**** RECORDS

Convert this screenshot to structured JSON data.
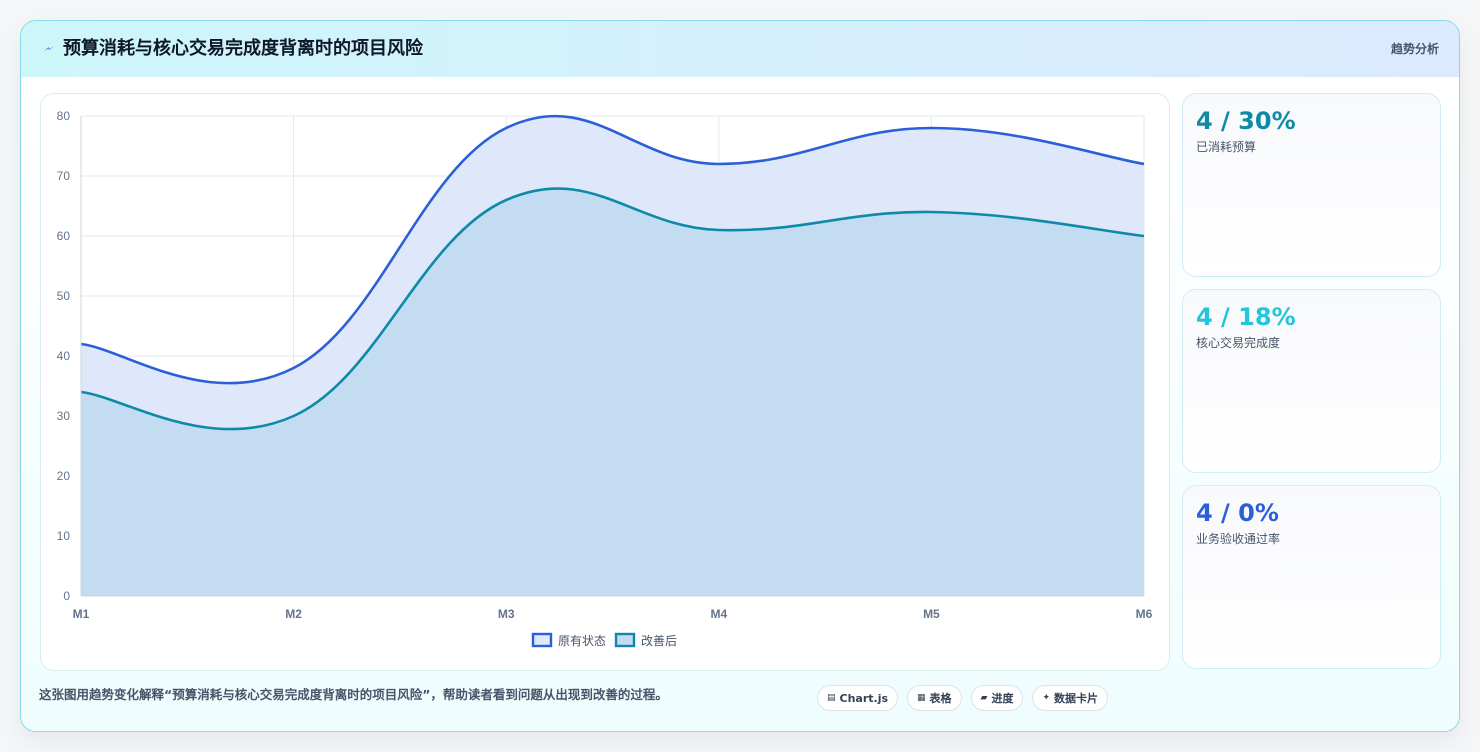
{
  "header": {
    "title": "预算消耗与核心交易完成度背离时的项目风险",
    "tag": "趋势分析"
  },
  "kpis": [
    {
      "value": "4 / 30%",
      "label": "已消耗预算",
      "color": "#0e8aa6"
    },
    {
      "value": "4 / 18%",
      "label": "核心交易完成度",
      "color": "#22c5da"
    },
    {
      "value": "4 / 0%",
      "label": "业务验收通过率",
      "color": "#2b5fd9"
    }
  ],
  "footer": {
    "description": "这张图用趋势变化解释“预算消耗与核心交易完成度背离时的项目风险”，帮助读者看到问题从出现到改善的过程。",
    "pills": [
      {
        "icon": "chart-icon",
        "glyph": "▤",
        "label": "Chart.js"
      },
      {
        "icon": "table-icon",
        "glyph": "▦",
        "label": "表格"
      },
      {
        "icon": "progress-icon",
        "glyph": "▰",
        "label": "进度"
      },
      {
        "icon": "sparkle-icon",
        "glyph": "✦",
        "label": "数据卡片"
      }
    ]
  },
  "chart_data": {
    "type": "area",
    "categories": [
      "M1",
      "M2",
      "M3",
      "M4",
      "M5",
      "M6"
    ],
    "ylim": [
      0,
      80
    ],
    "yticks": [
      0,
      10,
      20,
      30,
      40,
      50,
      60,
      70,
      80
    ],
    "grid": true,
    "legend_position": "bottom",
    "series": [
      {
        "name": "原有状态",
        "values": [
          42,
          38,
          78,
          72,
          78,
          72
        ],
        "color": "#2b5fd9",
        "fill": "#dfe8fb"
      },
      {
        "name": "改善后",
        "values": [
          34,
          30,
          66,
          61,
          64,
          60
        ],
        "color": "#0e8aa6",
        "fill": "#c4dcf2"
      }
    ]
  }
}
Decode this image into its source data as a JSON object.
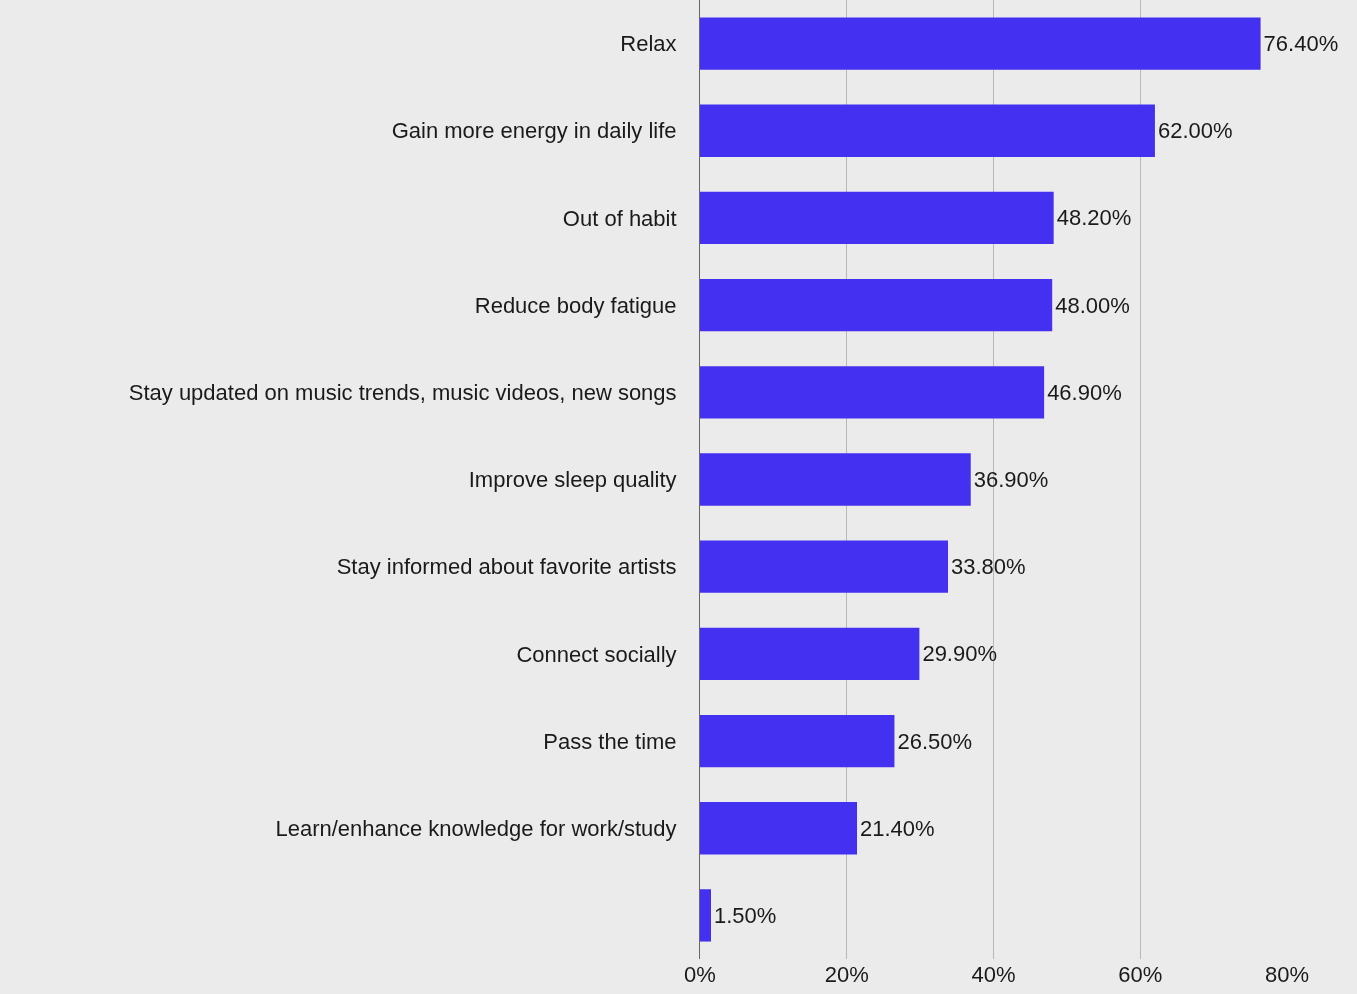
{
  "chart_data": {
    "type": "bar",
    "orientation": "horizontal",
    "categories": [
      "Relax",
      "Gain more energy in daily life",
      "Out of habit",
      "Reduce body fatigue",
      "Stay updated on music trends, music videos, new songs",
      "Improve sleep quality",
      "Stay informed about favorite artists",
      "Connect socially",
      "Pass the time",
      "Learn/enhance knowledge for work/study",
      null
    ],
    "values": [
      76.4,
      62.0,
      48.2,
      48.0,
      46.9,
      36.9,
      33.8,
      29.9,
      26.5,
      21.4,
      1.5
    ],
    "value_labels": [
      "76.40%",
      "62.00%",
      "48.20%",
      "48.00%",
      "46.90%",
      "36.90%",
      "33.80%",
      "29.90%",
      "26.50%",
      "21.40%",
      "1.50%"
    ],
    "color": "#4430f0",
    "xlim": [
      0,
      80
    ],
    "xticks": [
      {
        "value": 0,
        "label": "0%"
      },
      {
        "value": 20,
        "label": "20%"
      },
      {
        "value": 40,
        "label": "40%"
      },
      {
        "value": 60,
        "label": "60%"
      },
      {
        "value": 80,
        "label": "80%"
      }
    ],
    "grid": "x"
  }
}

********

§ **EXERCISE**: Quote, please, only the lines running from the one with "Decode this image" down to the final line of the data above, keeping both ends and skipping the pictures.

§ **CORRECT RESULT**:
Decode this image into its source data as a JSON object.
{
  "chart_data": {
    "type": "bar",
    "orientation": "horizontal",
    "categories": [
      "Relax",
      "Gain more energy in daily life",
      "Out of habit",
      "Reduce body fatigue",
      "Stay updated on music trends, music videos, new songs",
      "Improve sleep quality",
      "Stay informed about favorite artists",
      "Connect socially",
      "Pass the time",
      "Learn/enhance knowledge for work/study",
      null
    ],
    "values": [
      76.4,
      62.0,
      48.2,
      48.0,
      46.9,
      36.9,
      33.8,
      29.9,
      26.5,
      21.4,
      1.5
    ],
    "value_labels": [
      "76.40%",
      "62.00%",
      "48.20%",
      "48.00%",
      "46.90%",
      "36.90%",
      "33.80%",
      "29.90%",
      "26.50%",
      "21.40%",
      "1.50%"
    ],
    "color": "#4430f0",
    "xlim": [
      0,
      80
    ],
    "xticks": [
      {
        "value": 0,
        "label": "0%"
      },
      {
        "value": 20,
        "label": "20%"
      },
      {
        "value": 40,
        "label": "40%"
      },
      {
        "value": 60,
        "label": "60%"
      },
      {
        "value": 80,
        "label": "80%"
      }
    ],
    "grid": "x"
  }
}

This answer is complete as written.